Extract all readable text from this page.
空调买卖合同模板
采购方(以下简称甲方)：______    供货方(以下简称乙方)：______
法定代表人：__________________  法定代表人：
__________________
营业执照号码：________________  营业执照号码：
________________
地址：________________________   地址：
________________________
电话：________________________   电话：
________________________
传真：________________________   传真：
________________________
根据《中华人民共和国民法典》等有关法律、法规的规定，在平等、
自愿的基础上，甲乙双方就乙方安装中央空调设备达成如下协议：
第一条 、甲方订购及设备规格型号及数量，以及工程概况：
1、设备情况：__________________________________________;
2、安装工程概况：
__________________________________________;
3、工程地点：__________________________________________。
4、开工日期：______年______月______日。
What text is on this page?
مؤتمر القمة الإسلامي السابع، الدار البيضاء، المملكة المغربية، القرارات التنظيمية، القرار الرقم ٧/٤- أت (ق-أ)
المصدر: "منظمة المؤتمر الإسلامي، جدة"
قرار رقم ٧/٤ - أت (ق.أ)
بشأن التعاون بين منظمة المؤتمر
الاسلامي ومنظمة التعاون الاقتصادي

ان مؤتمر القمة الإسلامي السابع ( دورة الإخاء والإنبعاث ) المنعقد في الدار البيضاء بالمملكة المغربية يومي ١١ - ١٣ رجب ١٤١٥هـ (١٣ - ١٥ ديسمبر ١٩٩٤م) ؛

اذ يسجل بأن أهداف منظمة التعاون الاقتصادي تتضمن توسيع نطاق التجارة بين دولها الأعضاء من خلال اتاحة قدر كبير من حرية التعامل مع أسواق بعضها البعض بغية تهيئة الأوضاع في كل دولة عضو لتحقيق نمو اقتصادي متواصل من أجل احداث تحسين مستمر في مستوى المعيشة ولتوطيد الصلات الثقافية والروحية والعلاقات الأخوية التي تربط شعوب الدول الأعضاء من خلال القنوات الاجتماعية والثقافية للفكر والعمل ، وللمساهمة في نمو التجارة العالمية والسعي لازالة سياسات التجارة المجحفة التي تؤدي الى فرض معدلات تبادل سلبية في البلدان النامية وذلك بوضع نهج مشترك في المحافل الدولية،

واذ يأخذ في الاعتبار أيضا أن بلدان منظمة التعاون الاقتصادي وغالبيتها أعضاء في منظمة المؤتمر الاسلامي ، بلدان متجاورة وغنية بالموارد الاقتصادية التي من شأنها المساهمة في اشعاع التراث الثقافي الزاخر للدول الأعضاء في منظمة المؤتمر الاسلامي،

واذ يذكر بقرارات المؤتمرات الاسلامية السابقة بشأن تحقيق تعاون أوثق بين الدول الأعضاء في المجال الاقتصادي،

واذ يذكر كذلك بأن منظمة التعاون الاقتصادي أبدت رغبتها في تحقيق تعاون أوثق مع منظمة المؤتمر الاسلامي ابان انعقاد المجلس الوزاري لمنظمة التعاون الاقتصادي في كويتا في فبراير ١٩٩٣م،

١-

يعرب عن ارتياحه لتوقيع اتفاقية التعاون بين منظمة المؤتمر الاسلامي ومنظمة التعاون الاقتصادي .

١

Written request: Lines of the material that contain the word "يذكر" are to be gathered.

Worked solution:
واذ يذكر بقرارات المؤتمرات الاسلامية السابقة بشأن تحقيق تعاون أوثق بين الدول الأعضاء في المجال الاقتصادي،
واذ يذكر كذلك بأن منظمة التعاون الاقتصادي أبدت رغبتها في تحقيق تعاون أوثق مع منظمة المؤتمر الاسلامي ابان انعقاد المجلس الوزاري لمنظمة التعاون الاقتصادي في كويتا في فبراير ١٩٩٣م،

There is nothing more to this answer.